• _Task_
Copy out all of the material, matching it word for word.

Extracted records:

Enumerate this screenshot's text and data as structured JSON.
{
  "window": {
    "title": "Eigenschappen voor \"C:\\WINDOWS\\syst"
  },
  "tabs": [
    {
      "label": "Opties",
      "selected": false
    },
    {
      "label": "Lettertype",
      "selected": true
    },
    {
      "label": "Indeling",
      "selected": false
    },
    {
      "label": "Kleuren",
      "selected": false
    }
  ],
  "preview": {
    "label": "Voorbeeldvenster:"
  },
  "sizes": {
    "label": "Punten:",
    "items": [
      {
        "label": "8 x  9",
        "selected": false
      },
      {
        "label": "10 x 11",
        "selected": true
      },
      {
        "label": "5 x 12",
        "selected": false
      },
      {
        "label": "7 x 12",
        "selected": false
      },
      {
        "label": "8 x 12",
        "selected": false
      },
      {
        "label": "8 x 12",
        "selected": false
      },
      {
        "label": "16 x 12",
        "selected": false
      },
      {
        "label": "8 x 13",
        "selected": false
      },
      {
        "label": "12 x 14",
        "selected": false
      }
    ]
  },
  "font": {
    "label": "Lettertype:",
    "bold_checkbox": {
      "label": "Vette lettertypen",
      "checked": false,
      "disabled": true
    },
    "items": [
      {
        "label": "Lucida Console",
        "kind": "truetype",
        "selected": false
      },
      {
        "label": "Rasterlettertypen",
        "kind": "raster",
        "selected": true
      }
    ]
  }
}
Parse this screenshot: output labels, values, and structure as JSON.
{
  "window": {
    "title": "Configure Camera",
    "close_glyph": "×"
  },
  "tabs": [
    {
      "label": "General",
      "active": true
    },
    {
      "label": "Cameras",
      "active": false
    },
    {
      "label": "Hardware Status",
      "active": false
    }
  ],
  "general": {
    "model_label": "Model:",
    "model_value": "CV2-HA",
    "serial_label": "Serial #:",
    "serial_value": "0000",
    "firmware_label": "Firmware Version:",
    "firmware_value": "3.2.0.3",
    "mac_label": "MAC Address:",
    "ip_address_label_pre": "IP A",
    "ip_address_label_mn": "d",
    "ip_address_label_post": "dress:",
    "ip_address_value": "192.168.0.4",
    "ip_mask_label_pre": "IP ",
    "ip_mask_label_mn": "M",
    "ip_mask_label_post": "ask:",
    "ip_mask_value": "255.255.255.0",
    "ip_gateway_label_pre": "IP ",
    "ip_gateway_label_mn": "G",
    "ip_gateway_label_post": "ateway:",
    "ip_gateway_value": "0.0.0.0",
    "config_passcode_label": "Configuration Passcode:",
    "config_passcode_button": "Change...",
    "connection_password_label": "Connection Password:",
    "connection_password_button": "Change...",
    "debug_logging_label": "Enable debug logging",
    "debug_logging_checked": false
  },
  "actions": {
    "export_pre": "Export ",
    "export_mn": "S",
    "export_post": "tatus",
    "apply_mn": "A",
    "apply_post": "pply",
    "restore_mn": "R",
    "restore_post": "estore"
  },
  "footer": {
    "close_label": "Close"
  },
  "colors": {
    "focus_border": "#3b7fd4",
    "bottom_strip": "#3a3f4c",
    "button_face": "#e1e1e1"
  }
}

• _Reply_
Enumerate this screenshot's text and data as structured JSON.
{
  "window": {
    "title": "Eigenschappen voor \"C:\\WINDOWS\\syst"
  },
  "tabs": [
    {
      "label": "Opties",
      "selected": false
    },
    {
      "label": "Lettertype",
      "selected": true
    },
    {
      "label": "Indeling",
      "selected": false
    },
    {
      "label": "Kleuren",
      "selected": false
    }
  ],
  "preview": {
    "label": "Voorbeeldvenster:"
  },
  "sizes": {
    "label": "Punten:",
    "items": [
      {
        "label": "8 x  9",
        "selected": false
      },
      {
        "label": "10 x 11",
        "selected": true
      },
      {
        "label": "5 x 12",
        "selected": false
      },
      {
        "label": "7 x 12",
        "selected": false
      },
      {
        "label": "8 x 12",
        "selected": false
      },
      {
        "label": "8 x 12",
        "selected": false
      },
      {
        "label": "16 x 12",
        "selected": false
      },
      {
        "label": "8 x 13",
        "selected": false
      },
      {
        "label": "12 x 14",
        "selected": false
      }
    ]
  },
  "font": {
    "label": "Lettertype:",
    "bold_checkbox": {
      "label": "Vette lettertypen",
      "checked": false,
      "disabled": true
    },
    "items": [
      {
        "label": "Lucida Console",
        "kind": "truetype",
        "selected": false
      },
      {
        "label": "Rasterlettertypen",
        "kind": "raster",
        "selected": true
      }
    ]
  }
}
Parse this screenshot: output labels, values, and structure as JSON.
{
  "window": {
    "title": "Configure Camera",
    "close_glyph": "×"
  },
  "tabs": [
    {
      "label": "General",
      "active": true
    },
    {
      "label": "Cameras",
      "active": false
    },
    {
      "label": "Hardware Status",
      "active": false
    }
  ],
  "general": {
    "model_label": "Model:",
    "model_value": "CV2-HA",
    "serial_label": "Serial #:",
    "serial_value": "0000",
    "firmware_label": "Firmware Version:",
    "firmware_value": "3.2.0.3",
    "mac_label": "MAC Address:",
    "ip_address_label_pre": "IP A",
    "ip_address_label_mn": "d",
    "ip_address_label_post": "dress:",
    "ip_address_value": "192.168.0.4",
    "ip_mask_label_pre": "IP ",
    "ip_mask_label_mn": "M",
    "ip_mask_label_post": "ask:",
    "ip_mask_value": "255.255.255.0",
    "ip_gateway_label_pre": "IP ",
    "ip_gateway_label_mn": "G",
    "ip_gateway_label_post": "ateway:",
    "ip_gateway_value": "0.0.0.0",
    "config_passcode_label": "Configuration Passcode:",
    "config_passcode_button": "Change...",
    "connection_password_label": "Connection Password:",
    "connection_password_button": "Change...",
    "debug_logging_label": "Enable debug logging",
    "debug_logging_checked": false
  },
  "actions": {
    "export_pre": "Export ",
    "export_mn": "S",
    "export_post": "tatus",
    "apply_mn": "A",
    "apply_post": "pply",
    "restore_mn": "R",
    "restore_post": "estore"
  },
  "footer": {
    "close_label": "Close"
  },
  "colors": {
    "focus_border": "#3b7fd4",
    "bottom_strip": "#3a3f4c",
    "button_face": "#e1e1e1"
  }
}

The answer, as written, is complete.